===== Information supplied =====
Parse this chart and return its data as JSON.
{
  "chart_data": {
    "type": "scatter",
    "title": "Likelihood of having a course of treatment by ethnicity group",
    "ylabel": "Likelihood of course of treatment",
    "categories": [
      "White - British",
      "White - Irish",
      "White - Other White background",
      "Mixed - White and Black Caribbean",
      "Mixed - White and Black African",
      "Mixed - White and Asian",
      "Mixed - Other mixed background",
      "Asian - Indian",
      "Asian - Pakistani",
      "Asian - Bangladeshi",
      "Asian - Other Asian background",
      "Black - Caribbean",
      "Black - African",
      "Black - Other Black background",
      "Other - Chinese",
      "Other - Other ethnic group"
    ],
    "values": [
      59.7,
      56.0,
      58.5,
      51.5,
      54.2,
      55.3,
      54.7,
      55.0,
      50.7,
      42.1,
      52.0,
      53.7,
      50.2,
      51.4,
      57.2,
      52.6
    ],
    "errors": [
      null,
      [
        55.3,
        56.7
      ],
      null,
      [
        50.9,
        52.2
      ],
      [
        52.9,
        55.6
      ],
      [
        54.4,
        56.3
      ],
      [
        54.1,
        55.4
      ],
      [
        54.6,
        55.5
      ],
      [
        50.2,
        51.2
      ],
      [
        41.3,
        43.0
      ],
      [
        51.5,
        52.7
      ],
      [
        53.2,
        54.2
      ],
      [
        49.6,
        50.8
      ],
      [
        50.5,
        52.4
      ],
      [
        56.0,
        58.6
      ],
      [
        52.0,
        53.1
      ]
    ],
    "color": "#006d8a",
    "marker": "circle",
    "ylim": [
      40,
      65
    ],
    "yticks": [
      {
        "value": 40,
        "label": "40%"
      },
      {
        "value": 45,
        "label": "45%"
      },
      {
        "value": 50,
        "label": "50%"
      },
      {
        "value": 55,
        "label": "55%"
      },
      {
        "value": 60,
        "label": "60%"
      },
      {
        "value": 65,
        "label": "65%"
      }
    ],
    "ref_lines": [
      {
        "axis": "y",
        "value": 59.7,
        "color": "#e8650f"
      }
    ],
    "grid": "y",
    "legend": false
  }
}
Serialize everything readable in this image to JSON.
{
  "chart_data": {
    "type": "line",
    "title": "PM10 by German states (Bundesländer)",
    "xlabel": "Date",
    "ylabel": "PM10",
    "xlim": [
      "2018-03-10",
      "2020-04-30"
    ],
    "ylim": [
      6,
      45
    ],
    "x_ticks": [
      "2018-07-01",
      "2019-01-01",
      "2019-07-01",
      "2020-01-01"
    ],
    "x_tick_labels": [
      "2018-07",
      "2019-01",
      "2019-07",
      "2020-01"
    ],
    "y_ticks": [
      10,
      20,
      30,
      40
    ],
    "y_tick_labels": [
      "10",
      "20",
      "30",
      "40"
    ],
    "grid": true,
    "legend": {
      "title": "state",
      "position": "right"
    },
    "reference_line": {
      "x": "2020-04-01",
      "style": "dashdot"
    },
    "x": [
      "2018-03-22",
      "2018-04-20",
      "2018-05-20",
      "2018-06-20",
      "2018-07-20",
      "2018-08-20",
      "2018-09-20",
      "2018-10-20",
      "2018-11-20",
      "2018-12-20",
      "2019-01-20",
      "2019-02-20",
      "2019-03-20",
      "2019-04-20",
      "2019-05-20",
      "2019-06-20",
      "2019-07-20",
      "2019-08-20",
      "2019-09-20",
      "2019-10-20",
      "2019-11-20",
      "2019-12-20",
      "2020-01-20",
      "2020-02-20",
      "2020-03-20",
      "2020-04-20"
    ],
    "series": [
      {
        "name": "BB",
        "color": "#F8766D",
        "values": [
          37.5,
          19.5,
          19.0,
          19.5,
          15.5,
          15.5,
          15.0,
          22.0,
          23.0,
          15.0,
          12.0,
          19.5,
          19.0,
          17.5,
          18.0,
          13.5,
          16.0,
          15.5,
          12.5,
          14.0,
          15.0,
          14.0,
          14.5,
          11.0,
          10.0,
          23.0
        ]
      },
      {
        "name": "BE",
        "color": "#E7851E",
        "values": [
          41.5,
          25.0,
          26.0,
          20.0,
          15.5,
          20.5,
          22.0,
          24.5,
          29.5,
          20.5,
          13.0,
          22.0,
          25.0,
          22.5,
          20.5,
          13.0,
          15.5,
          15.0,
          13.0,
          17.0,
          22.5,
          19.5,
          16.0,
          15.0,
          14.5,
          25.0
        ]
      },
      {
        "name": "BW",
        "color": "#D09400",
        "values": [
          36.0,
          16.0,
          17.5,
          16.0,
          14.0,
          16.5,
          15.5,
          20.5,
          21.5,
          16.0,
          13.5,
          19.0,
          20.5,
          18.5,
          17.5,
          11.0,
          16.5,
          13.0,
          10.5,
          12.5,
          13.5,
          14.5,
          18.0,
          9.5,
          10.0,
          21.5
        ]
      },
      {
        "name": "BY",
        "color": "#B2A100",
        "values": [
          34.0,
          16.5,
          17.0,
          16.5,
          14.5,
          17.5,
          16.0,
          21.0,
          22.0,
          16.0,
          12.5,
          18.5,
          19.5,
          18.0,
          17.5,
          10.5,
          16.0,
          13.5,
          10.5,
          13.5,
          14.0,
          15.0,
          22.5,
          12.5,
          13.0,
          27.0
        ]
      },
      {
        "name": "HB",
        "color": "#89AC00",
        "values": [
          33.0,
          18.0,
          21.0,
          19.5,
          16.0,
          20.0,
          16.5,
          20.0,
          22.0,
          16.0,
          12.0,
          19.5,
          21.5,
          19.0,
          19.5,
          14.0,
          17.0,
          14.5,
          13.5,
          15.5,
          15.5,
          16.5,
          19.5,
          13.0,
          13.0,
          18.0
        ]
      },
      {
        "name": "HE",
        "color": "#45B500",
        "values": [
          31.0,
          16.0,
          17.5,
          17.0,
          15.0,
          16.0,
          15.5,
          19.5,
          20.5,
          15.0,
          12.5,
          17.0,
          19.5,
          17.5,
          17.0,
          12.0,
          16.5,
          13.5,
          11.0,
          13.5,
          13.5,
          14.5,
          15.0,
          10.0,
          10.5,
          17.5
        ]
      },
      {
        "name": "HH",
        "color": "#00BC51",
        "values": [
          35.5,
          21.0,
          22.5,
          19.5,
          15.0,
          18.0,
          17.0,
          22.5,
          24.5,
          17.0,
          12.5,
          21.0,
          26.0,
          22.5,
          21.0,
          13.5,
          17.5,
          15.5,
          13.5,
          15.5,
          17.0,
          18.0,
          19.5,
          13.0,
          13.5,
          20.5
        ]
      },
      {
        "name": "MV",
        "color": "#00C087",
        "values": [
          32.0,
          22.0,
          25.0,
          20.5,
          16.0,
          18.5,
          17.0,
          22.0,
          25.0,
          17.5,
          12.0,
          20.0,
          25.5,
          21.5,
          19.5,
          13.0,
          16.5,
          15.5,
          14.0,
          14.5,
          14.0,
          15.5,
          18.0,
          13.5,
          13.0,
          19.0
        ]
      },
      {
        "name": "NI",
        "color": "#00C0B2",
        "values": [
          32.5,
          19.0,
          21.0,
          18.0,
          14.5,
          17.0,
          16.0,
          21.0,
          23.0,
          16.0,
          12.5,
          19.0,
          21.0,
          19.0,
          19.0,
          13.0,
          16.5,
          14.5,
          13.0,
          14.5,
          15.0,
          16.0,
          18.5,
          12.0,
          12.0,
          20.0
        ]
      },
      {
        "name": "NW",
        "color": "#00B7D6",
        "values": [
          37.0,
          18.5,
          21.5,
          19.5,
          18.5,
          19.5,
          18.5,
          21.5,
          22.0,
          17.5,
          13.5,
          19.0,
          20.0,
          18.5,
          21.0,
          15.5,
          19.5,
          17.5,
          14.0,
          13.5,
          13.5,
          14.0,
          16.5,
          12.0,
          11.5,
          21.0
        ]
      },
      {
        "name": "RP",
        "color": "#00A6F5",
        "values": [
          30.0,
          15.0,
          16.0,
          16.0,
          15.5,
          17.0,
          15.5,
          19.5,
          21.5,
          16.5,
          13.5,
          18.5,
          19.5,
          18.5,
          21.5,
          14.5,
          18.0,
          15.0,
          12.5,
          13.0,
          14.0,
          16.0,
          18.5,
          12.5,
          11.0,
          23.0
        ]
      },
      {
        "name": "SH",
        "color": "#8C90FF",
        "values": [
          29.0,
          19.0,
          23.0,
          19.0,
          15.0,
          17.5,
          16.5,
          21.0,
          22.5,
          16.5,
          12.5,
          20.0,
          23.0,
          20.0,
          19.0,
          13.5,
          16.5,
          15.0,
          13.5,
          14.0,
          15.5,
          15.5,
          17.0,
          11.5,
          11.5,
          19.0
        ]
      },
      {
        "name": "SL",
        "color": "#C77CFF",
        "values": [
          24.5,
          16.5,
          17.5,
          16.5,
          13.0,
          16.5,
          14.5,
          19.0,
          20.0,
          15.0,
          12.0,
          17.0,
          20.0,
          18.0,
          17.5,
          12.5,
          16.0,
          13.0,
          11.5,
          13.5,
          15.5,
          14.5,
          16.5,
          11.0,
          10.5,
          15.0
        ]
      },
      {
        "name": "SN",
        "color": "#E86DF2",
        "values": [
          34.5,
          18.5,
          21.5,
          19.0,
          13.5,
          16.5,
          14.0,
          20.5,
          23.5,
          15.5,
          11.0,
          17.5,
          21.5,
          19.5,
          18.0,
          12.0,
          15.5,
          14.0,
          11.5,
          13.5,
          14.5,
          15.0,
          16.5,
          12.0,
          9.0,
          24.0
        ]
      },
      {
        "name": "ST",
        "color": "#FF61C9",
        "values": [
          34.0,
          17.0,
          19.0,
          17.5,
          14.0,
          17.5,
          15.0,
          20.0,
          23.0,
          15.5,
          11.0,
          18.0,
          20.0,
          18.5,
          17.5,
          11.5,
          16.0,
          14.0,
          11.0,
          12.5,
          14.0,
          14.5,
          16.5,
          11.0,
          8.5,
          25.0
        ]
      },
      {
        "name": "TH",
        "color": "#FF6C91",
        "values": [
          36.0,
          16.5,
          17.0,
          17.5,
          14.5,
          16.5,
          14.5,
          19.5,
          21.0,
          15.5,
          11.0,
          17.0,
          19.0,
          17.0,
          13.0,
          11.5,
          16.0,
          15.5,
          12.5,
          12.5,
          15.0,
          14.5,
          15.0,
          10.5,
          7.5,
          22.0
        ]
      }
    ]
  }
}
=====
Check every line in the material above for the string "Likelihood", then give only the number of lines that have it.

2